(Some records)

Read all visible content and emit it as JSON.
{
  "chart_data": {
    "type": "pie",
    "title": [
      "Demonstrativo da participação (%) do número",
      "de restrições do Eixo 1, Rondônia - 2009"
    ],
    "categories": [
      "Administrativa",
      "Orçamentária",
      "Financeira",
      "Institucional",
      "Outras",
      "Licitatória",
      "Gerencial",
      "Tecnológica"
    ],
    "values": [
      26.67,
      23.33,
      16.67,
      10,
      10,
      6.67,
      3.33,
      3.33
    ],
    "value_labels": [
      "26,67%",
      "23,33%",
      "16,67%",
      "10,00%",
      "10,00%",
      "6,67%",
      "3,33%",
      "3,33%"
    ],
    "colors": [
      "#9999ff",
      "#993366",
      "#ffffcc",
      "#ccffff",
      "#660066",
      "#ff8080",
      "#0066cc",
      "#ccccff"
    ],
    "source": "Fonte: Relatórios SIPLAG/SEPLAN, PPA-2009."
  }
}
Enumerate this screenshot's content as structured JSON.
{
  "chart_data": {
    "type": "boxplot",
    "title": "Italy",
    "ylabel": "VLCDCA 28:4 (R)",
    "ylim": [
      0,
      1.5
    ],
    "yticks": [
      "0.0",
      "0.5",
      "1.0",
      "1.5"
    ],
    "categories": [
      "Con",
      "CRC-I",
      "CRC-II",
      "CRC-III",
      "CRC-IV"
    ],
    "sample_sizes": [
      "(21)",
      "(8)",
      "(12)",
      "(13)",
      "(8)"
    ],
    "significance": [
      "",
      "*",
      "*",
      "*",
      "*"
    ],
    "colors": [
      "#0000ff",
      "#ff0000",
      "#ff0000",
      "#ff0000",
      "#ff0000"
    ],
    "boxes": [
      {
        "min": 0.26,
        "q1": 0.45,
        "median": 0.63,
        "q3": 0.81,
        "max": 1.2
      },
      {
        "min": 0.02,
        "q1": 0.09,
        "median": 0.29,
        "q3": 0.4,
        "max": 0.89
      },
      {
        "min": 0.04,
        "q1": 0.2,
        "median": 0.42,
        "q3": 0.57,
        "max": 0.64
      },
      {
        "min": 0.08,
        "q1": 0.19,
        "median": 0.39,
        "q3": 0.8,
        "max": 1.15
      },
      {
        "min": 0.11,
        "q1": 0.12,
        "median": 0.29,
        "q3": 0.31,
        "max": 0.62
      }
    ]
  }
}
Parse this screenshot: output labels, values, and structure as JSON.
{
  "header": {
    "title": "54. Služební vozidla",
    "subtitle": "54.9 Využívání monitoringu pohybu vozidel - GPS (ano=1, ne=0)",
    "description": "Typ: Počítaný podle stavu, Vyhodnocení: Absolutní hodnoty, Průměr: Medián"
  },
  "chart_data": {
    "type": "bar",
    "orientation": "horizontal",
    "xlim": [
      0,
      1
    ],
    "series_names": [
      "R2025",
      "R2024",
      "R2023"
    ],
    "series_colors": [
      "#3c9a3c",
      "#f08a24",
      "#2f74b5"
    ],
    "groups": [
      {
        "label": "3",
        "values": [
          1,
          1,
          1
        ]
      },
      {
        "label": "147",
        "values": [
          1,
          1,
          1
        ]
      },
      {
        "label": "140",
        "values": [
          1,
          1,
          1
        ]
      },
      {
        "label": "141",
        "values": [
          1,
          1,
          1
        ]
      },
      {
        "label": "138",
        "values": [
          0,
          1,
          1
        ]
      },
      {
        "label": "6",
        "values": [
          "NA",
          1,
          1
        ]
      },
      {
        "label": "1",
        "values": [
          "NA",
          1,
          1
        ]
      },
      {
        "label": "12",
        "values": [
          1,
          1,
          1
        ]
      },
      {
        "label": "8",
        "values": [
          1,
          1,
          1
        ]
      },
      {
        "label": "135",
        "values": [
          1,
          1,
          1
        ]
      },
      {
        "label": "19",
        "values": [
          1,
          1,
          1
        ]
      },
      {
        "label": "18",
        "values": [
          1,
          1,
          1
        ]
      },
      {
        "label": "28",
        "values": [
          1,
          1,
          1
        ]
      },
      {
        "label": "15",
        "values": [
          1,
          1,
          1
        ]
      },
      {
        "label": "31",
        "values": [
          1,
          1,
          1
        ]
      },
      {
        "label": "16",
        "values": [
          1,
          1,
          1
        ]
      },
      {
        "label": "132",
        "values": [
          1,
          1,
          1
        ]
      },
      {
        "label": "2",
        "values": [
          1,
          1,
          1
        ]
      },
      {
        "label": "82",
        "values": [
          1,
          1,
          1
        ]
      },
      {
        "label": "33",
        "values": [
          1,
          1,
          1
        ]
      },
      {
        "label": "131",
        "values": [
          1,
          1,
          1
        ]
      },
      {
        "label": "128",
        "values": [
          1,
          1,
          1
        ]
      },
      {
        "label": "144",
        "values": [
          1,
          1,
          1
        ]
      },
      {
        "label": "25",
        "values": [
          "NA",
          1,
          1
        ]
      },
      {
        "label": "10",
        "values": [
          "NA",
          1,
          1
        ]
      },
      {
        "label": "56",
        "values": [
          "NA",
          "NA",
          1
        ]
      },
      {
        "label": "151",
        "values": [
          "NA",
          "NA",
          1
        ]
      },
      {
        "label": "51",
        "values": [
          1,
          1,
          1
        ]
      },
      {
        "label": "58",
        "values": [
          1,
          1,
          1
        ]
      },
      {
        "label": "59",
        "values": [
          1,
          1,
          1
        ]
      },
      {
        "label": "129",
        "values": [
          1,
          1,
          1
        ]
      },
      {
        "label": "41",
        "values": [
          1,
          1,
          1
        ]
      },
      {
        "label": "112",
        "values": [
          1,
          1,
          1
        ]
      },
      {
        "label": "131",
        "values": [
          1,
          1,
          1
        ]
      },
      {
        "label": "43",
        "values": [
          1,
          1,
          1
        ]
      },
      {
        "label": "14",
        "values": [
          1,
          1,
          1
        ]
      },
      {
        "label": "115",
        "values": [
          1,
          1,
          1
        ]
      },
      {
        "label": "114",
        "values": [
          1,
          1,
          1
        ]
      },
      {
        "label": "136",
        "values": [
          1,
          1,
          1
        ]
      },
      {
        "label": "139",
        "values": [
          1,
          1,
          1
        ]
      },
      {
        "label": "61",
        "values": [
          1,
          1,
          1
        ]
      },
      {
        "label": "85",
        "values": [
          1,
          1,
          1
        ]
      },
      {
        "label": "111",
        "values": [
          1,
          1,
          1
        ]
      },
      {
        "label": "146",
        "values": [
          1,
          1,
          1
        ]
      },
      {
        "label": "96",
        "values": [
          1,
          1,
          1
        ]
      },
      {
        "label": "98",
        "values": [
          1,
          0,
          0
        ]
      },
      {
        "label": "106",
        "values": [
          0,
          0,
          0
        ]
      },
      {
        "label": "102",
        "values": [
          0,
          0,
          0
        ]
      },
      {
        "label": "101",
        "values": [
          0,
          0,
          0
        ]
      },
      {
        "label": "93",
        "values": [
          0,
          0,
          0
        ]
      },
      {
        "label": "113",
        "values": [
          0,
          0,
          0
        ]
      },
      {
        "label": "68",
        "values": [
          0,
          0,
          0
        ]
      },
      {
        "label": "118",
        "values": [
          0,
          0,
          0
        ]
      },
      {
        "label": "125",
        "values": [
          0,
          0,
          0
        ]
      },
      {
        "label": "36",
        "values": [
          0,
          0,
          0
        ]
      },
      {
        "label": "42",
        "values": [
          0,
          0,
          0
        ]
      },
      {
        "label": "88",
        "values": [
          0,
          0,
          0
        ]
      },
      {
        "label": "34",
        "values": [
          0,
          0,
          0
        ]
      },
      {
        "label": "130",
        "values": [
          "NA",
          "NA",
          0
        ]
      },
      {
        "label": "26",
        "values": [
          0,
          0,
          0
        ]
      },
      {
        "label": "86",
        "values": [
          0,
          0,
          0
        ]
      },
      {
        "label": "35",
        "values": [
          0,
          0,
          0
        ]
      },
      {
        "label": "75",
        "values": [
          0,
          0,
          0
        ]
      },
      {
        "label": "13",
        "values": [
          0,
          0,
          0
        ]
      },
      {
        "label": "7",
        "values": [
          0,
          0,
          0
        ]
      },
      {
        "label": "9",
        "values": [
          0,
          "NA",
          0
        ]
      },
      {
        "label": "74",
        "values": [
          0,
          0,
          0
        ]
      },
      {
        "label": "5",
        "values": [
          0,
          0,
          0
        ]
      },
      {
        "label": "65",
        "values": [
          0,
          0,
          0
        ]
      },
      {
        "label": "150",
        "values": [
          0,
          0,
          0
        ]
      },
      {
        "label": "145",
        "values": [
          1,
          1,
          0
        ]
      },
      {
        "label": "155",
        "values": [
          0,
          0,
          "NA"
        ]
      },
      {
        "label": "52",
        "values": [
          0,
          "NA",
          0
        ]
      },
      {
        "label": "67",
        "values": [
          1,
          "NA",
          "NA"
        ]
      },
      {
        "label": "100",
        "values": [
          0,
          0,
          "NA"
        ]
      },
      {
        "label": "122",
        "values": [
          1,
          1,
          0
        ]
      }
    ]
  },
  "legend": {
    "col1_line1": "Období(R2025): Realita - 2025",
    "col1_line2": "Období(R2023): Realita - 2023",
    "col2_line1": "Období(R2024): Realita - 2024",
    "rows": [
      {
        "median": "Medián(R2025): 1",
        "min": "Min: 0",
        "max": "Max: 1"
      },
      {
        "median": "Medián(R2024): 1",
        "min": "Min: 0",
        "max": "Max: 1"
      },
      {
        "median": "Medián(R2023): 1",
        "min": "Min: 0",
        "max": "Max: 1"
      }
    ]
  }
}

* _WHAT YOU ARE ASKED TO DO_:
Tally the lines that hold the string "Medián" and state the total, nothing more.

* _FULL OUTPUT_:
4